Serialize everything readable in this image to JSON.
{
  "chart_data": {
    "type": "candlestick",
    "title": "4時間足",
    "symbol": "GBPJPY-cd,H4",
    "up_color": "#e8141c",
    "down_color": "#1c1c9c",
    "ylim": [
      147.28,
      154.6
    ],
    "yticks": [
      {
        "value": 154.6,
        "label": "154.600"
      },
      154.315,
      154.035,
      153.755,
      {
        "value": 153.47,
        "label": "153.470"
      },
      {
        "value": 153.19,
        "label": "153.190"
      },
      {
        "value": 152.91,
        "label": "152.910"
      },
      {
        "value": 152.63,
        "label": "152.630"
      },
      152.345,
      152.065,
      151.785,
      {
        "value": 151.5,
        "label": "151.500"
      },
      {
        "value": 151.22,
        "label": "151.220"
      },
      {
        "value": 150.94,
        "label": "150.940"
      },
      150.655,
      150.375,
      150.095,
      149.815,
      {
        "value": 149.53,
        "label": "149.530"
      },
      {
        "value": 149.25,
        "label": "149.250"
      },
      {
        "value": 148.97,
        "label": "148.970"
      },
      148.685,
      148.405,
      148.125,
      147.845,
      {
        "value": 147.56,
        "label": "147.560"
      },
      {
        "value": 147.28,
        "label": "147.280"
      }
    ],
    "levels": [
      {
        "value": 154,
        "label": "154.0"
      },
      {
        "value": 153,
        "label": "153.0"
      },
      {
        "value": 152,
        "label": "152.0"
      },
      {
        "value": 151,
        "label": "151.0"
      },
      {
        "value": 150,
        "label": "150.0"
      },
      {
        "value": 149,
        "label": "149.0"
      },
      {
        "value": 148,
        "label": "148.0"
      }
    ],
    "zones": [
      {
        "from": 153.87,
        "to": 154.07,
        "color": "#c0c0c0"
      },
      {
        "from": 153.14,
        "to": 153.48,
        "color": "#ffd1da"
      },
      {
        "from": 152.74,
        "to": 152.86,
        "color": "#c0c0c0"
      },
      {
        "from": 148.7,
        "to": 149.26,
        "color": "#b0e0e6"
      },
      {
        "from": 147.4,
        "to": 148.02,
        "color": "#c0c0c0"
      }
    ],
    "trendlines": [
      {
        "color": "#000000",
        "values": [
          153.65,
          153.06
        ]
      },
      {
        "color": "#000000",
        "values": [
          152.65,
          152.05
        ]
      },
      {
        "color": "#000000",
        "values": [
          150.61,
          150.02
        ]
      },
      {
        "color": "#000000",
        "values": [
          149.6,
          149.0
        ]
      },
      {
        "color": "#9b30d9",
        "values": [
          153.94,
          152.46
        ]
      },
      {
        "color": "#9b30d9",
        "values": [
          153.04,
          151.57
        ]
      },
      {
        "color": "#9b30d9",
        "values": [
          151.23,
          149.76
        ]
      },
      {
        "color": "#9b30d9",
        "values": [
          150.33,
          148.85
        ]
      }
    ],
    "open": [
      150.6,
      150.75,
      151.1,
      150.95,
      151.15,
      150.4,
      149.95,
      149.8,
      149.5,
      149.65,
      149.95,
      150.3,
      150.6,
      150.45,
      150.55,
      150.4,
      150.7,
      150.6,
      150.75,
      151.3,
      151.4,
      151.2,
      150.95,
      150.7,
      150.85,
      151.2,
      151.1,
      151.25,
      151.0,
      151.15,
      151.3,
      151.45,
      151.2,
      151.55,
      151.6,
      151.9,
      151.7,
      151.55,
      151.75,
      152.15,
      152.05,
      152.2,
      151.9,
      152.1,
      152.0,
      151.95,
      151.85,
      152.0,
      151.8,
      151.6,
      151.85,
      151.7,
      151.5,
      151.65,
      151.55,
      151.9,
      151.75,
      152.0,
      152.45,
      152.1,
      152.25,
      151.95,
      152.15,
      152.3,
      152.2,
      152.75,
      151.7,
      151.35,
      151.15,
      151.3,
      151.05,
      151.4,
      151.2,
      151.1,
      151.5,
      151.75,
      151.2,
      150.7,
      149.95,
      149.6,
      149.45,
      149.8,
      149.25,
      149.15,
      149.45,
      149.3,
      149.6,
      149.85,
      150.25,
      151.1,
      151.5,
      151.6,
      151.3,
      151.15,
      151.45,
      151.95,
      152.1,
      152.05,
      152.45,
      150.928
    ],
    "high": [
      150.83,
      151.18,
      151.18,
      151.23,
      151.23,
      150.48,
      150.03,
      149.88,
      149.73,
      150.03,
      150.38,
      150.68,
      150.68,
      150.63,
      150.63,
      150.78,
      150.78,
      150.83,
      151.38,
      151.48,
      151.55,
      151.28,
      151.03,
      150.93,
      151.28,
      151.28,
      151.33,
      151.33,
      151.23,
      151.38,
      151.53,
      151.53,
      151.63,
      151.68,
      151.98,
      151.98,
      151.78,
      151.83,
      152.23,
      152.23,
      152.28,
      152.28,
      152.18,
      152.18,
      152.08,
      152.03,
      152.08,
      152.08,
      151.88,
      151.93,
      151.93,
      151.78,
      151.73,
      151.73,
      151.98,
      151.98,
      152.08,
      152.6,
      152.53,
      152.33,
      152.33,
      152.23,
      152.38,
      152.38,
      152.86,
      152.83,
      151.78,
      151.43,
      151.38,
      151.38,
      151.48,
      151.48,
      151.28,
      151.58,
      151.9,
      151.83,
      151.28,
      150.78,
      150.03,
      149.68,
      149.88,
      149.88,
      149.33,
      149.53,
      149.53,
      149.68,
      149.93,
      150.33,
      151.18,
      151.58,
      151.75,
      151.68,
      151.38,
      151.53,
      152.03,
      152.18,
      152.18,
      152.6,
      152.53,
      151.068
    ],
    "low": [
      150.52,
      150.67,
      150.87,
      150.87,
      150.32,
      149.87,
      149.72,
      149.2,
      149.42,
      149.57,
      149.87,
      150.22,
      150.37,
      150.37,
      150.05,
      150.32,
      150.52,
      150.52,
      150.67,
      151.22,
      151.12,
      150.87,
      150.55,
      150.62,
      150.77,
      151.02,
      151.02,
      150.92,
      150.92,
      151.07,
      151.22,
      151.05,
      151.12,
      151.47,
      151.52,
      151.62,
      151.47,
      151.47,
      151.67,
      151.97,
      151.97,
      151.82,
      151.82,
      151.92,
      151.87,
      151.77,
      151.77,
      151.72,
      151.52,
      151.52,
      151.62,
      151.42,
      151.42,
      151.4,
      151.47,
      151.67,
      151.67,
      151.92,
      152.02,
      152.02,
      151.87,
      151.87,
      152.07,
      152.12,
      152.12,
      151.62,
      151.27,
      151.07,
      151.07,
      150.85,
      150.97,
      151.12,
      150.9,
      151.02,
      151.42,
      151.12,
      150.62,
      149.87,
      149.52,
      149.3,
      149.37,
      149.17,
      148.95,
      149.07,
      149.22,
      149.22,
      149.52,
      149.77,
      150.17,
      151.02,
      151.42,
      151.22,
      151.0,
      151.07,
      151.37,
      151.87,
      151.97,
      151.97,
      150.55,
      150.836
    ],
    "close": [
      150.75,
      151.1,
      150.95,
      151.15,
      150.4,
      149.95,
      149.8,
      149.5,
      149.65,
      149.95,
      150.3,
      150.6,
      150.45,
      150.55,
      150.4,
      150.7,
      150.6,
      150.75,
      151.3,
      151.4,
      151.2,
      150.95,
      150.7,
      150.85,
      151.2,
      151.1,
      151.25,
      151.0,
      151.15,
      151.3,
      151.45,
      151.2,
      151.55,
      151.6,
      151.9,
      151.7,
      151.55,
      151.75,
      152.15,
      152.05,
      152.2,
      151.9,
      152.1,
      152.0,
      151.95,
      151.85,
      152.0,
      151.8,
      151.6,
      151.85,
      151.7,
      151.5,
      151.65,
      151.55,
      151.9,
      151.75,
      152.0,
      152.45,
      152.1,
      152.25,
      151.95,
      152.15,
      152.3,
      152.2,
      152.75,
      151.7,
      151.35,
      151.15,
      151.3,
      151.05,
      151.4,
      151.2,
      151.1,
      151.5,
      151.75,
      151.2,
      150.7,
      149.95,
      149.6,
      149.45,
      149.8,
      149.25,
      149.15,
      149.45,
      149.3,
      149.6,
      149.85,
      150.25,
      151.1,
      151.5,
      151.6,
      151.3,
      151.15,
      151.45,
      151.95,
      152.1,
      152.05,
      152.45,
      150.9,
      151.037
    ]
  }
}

--- --- ---

[Directions] Gather all lines of the records that include the word "from".

[The response]
        "from": 153.87,
        "from": 153.14,
        "from": 152.74,
        "from": 148.7,
        "from": 147.4,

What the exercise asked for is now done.